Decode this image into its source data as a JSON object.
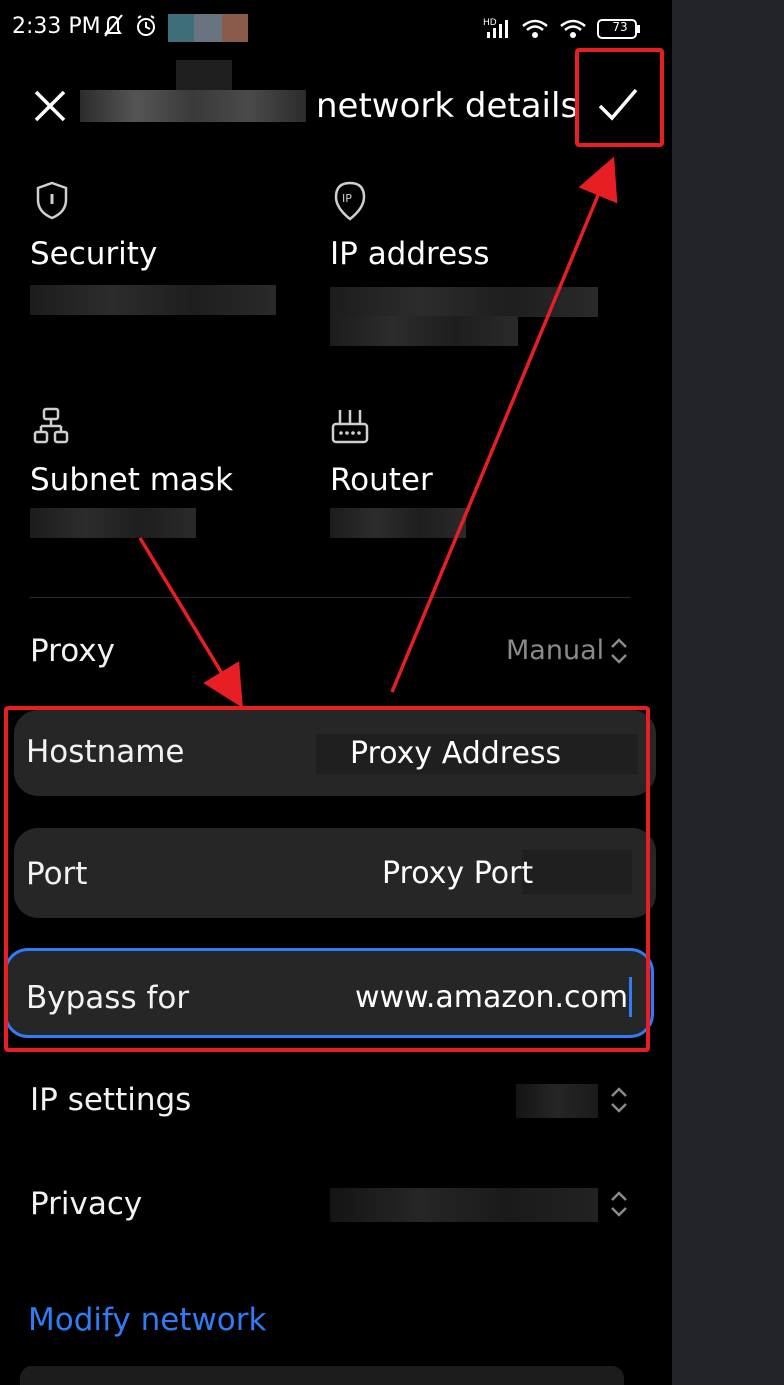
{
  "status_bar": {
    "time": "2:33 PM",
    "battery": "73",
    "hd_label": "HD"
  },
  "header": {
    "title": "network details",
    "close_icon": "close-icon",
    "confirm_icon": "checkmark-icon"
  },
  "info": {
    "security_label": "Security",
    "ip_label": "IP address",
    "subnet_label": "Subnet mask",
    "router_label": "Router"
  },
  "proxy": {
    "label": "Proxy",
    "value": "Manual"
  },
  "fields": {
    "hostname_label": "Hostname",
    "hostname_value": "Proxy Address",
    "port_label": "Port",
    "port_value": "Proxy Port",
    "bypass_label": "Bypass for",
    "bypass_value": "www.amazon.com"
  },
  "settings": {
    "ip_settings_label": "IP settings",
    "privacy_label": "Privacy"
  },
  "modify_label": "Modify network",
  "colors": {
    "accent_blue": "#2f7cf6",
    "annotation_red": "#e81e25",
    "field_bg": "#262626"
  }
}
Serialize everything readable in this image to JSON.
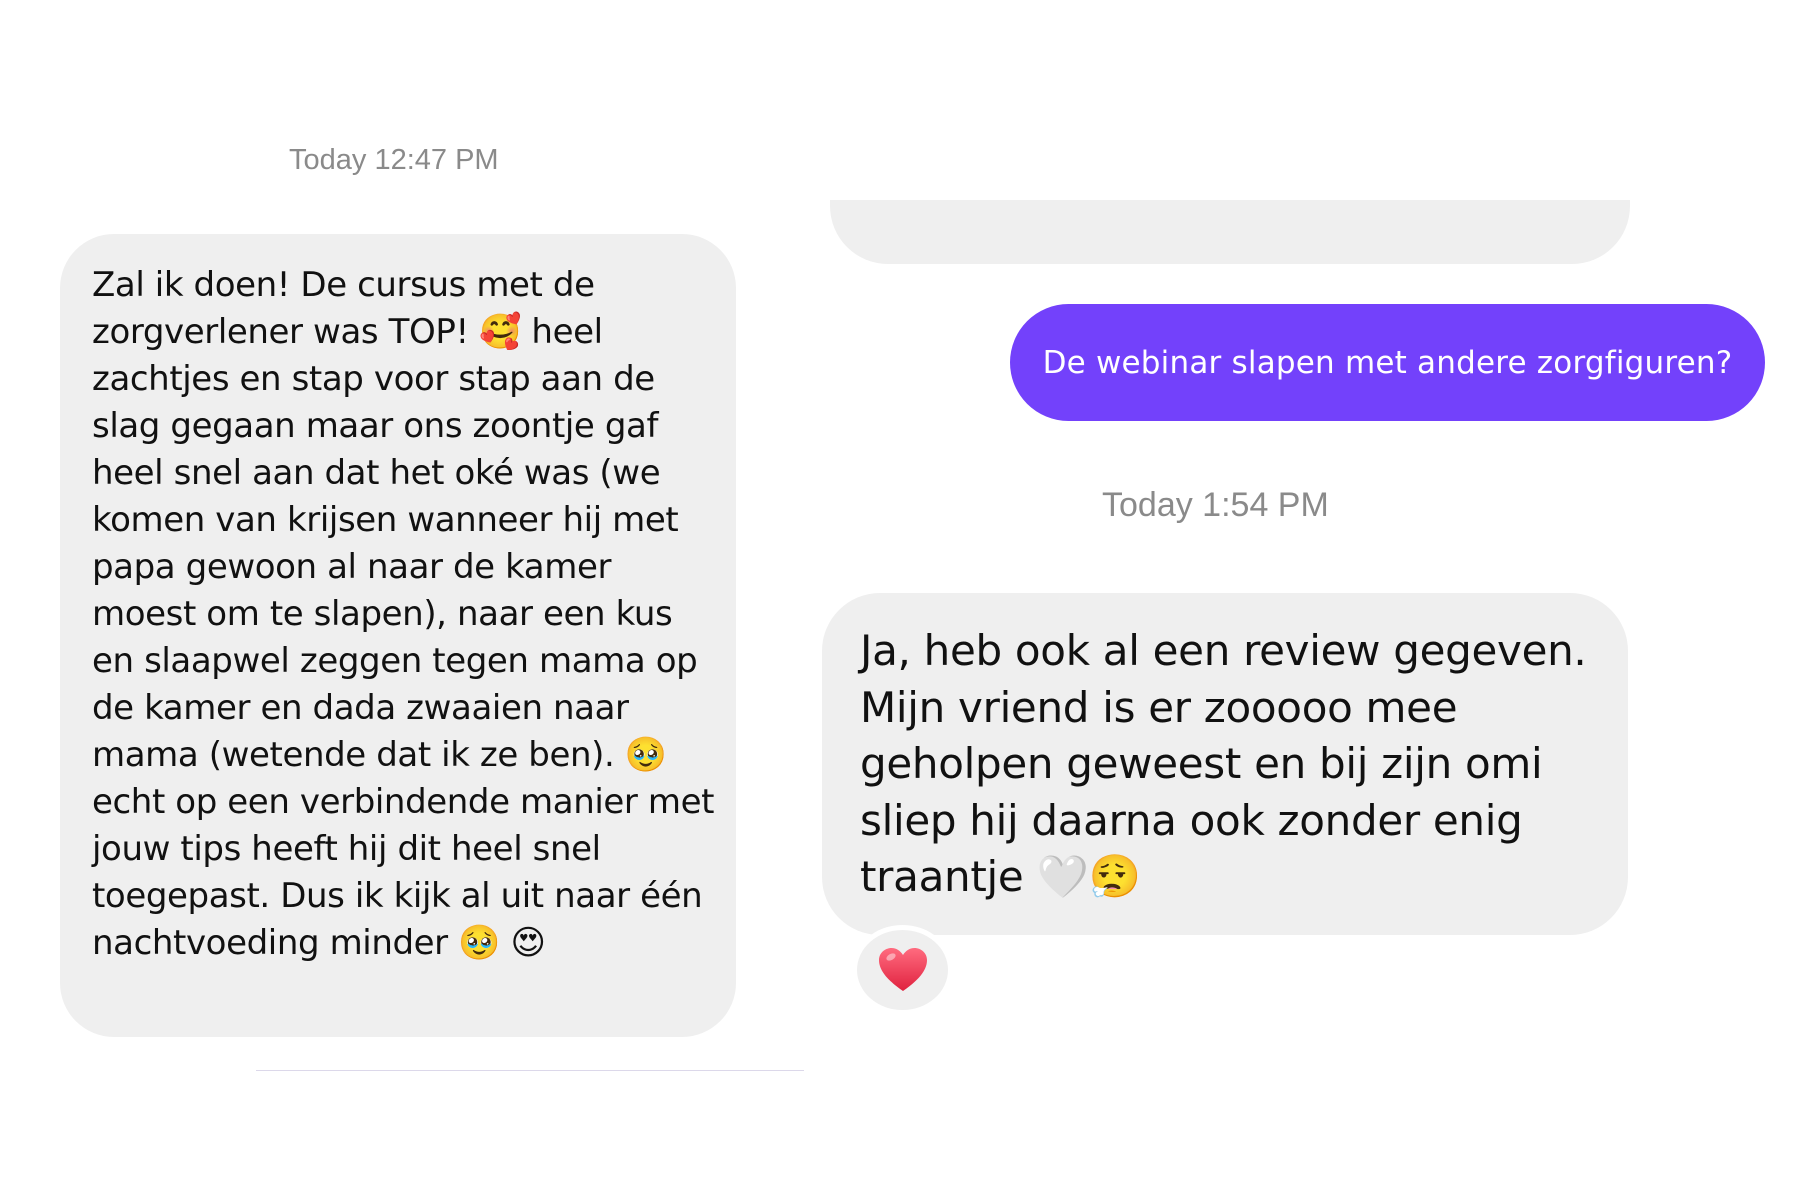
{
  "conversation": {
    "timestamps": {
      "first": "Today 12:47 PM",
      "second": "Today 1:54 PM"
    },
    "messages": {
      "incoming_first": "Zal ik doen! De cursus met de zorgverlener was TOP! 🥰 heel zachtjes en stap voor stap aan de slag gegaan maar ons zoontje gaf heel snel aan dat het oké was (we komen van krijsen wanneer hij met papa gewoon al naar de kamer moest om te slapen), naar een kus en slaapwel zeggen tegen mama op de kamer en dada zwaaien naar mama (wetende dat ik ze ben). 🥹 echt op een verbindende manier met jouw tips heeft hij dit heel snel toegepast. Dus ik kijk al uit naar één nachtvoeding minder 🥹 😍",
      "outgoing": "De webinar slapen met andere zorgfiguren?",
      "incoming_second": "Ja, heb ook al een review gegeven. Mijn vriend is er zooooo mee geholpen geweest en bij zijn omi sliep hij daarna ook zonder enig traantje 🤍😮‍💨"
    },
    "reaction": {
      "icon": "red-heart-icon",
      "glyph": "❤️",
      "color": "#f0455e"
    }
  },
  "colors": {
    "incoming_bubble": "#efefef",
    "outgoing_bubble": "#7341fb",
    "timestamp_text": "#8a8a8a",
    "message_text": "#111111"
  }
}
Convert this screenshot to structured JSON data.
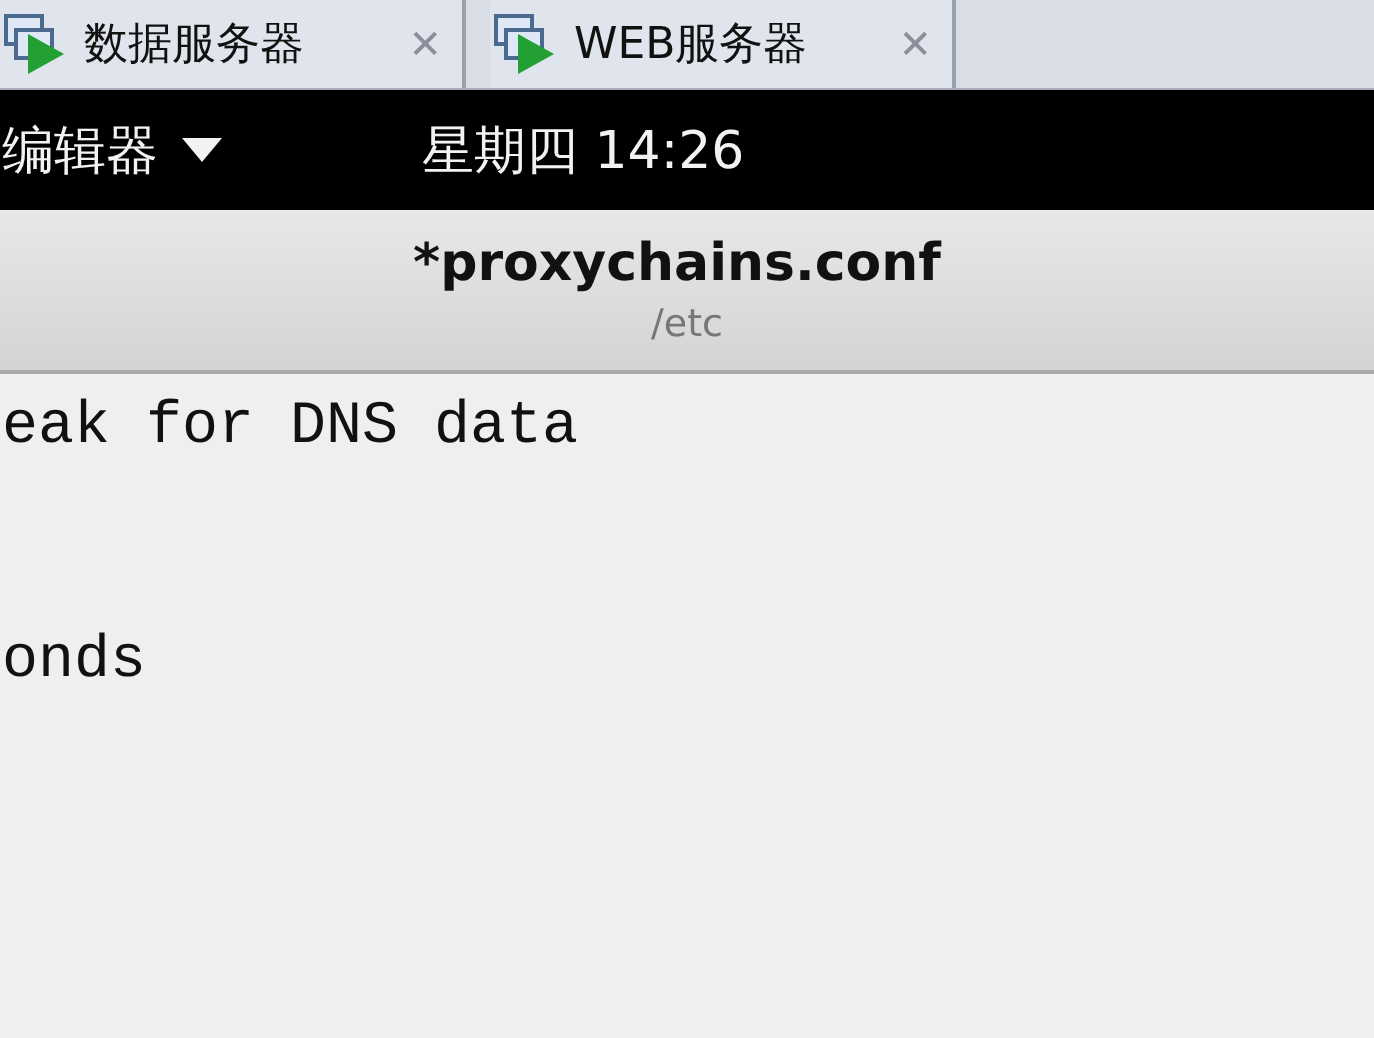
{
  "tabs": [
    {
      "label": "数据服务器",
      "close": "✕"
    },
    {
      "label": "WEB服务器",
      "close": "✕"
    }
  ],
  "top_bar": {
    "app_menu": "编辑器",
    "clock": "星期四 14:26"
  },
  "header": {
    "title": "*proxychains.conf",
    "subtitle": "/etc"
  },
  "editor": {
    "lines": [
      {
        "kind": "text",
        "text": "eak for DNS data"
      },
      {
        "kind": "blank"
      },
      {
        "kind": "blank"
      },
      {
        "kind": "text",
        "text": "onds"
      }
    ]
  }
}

TO DO →
Quote all the records verbatim, dropping any pictures from your copy.

RESULT →
Decode this image into its source data as a JSON object.
{
  "status_bar": {
    "time": "2:33 PM",
    "battery": "73",
    "hd_label": "HD"
  },
  "header": {
    "title": "network details",
    "close_icon": "close-icon",
    "confirm_icon": "checkmark-icon"
  },
  "info": {
    "security_label": "Security",
    "ip_label": "IP address",
    "subnet_label": "Subnet mask",
    "router_label": "Router"
  },
  "proxy": {
    "label": "Proxy",
    "value": "Manual"
  },
  "fields": {
    "hostname_label": "Hostname",
    "hostname_value": "Proxy Address",
    "port_label": "Port",
    "port_value": "Proxy Port",
    "bypass_label": "Bypass for",
    "bypass_value": "www.amazon.com"
  },
  "settings": {
    "ip_settings_label": "IP settings",
    "privacy_label": "Privacy"
  },
  "modify_label": "Modify network",
  "colors": {
    "accent_blue": "#2f7cf6",
    "annotation_red": "#e81e25",
    "field_bg": "#262626"
  }
}
Serialize everything readable in this image to JSON.
{
  "conversation": {
    "timestamps": {
      "first": "Today 12:47 PM",
      "second": "Today 1:54 PM"
    },
    "messages": {
      "incoming_first": "Zal ik doen! De cursus met de zorgverlener was TOP! 🥰 heel zachtjes en stap voor stap aan de slag gegaan maar ons zoontje gaf heel snel aan dat het oké was (we komen van krijsen wanneer hij met papa gewoon al naar de kamer moest om te slapen), naar een kus en slaapwel zeggen tegen mama op de kamer en dada zwaaien naar mama (wetende dat ik ze ben). 🥹 echt op een verbindende manier met jouw tips heeft hij dit heel snel toegepast. Dus ik kijk al uit naar één nachtvoeding minder 🥹 😍",
      "outgoing": "De webinar slapen met andere zorgfiguren?",
      "incoming_second": "Ja, heb ook al een review gegeven. Mijn vriend is er zooooo mee geholpen geweest en bij zijn omi sliep hij daarna ook zonder enig traantje 🤍😮‍💨"
    },
    "reaction": {
      "icon": "red-heart-icon",
      "glyph": "❤️",
      "color": "#f0455e"
    }
  },
  "colors": {
    "incoming_bubble": "#efefef",
    "outgoing_bubble": "#7341fb",
    "timestamp_text": "#8a8a8a",
    "message_text": "#111111"
  }
}
Convert this screenshot to structured JSON data.
{
  "tabs": [
    {
      "label": "数据服务器",
      "close": "✕"
    },
    {
      "label": "WEB服务器",
      "close": "✕"
    }
  ],
  "top_bar": {
    "app_menu": "编辑器",
    "clock": "星期四 14:26"
  },
  "header": {
    "title": "*proxychains.conf",
    "subtitle": "/etc"
  },
  "editor": {
    "lines": [
      {
        "kind": "text",
        "text": "eak for DNS data"
      },
      {
        "kind": "blank"
      },
      {
        "kind": "blank"
      },
      {
        "kind": "text",
        "text": "onds"
      }
    ]
  }
}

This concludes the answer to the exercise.